## Task description:
Find the string "VMware" and gather every line that holds it.

Dataset records
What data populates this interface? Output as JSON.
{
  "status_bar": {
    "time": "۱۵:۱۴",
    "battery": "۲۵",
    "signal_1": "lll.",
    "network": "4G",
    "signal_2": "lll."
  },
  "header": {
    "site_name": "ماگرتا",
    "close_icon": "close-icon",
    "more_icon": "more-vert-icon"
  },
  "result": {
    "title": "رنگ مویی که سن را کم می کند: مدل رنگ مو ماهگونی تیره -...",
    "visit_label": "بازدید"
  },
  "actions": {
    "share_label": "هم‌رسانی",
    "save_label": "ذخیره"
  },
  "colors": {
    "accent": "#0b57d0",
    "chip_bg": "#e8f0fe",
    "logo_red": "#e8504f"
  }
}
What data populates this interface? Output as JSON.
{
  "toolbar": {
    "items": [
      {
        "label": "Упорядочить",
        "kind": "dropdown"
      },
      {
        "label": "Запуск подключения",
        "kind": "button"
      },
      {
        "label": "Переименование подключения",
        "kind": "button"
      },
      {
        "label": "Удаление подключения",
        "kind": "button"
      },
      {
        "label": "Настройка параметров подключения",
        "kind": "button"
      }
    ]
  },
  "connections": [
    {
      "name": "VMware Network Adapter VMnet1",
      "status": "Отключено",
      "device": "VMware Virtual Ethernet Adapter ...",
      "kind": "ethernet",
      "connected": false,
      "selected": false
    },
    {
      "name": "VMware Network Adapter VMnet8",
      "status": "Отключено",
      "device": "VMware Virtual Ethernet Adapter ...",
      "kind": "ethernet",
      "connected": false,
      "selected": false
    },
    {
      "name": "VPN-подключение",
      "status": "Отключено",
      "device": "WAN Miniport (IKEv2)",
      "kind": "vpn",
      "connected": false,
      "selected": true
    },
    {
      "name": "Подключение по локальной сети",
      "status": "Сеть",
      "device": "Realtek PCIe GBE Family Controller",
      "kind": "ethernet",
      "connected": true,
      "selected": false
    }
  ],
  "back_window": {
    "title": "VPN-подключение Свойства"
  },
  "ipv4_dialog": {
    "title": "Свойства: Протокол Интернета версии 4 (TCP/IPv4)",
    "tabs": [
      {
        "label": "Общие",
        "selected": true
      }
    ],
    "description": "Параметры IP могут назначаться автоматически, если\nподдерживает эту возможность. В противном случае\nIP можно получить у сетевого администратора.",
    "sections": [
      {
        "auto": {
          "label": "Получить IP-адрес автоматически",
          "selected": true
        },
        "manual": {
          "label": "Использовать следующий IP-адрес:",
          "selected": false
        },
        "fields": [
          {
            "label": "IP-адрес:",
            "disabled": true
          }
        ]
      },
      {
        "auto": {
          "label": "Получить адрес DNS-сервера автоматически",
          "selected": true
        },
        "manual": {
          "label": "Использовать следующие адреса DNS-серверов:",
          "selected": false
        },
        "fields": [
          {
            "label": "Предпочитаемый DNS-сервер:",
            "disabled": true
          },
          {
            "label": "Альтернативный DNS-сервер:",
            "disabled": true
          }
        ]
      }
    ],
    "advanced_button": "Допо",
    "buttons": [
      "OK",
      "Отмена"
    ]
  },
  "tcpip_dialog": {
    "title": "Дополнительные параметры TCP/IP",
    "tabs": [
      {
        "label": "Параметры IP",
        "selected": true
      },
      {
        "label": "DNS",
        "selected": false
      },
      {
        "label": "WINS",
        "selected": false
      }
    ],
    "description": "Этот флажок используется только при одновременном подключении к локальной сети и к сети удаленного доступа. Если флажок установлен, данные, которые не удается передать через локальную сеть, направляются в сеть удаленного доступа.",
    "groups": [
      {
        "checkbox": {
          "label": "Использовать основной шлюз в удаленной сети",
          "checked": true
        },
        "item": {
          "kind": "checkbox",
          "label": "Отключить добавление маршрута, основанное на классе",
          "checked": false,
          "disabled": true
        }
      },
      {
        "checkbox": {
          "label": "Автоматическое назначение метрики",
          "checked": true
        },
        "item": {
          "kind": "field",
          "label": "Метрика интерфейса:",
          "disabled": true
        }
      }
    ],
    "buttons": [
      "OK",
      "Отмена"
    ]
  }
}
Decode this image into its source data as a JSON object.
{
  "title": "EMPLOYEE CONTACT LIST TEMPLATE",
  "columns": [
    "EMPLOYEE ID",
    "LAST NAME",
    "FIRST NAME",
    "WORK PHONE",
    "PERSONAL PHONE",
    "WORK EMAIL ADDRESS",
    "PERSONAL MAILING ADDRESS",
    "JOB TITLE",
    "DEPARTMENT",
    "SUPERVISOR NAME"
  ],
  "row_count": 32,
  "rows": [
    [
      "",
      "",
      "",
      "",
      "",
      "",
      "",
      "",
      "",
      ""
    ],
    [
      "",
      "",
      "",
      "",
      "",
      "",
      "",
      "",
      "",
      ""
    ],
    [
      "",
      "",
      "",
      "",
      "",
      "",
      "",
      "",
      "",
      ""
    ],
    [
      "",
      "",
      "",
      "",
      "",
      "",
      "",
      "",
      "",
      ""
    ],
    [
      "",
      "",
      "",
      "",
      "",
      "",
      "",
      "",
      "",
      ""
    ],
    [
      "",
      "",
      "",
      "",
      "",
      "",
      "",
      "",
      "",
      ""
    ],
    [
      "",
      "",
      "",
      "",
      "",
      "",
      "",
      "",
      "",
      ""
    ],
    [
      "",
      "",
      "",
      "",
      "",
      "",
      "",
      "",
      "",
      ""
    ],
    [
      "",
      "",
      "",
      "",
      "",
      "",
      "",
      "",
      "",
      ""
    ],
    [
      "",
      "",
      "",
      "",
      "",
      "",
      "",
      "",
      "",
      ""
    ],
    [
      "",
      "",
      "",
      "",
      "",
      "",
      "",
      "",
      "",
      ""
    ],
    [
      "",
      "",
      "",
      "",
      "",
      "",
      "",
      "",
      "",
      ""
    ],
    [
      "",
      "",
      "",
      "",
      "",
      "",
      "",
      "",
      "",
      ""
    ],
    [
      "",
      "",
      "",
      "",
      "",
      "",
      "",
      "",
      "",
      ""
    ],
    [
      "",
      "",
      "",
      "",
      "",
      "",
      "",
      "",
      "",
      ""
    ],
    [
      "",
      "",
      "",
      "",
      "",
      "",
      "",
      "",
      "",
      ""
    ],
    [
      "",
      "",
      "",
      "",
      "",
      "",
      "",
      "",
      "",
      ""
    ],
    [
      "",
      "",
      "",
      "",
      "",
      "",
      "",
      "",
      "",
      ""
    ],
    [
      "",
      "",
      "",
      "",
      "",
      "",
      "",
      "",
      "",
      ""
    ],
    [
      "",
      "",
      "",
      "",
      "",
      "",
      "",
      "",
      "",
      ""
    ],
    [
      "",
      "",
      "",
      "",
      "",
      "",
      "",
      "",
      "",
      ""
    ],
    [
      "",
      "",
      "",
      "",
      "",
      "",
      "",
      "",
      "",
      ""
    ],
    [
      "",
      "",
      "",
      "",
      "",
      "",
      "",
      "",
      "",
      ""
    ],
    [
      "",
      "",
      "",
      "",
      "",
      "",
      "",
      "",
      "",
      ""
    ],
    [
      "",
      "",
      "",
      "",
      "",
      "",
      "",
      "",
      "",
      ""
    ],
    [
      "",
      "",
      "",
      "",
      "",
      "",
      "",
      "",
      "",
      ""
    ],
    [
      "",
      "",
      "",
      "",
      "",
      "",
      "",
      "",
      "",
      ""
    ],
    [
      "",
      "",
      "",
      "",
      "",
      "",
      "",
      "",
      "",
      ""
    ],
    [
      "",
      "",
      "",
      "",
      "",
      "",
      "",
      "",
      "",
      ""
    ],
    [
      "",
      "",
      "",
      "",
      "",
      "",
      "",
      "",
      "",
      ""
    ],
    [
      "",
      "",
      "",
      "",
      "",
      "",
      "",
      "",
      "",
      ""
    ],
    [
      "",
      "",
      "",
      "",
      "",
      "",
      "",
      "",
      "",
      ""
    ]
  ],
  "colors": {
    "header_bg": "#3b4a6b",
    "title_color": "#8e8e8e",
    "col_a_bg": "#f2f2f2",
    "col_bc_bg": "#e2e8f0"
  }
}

## Finished exercise:
      "name": "VMware Network Adapter VMnet1",
      "device": "VMware Virtual Ethernet Adapter ...",
      "name": "VMware Network Adapter VMnet8",
      "device": "VMware Virtual Ethernet Adapter ...",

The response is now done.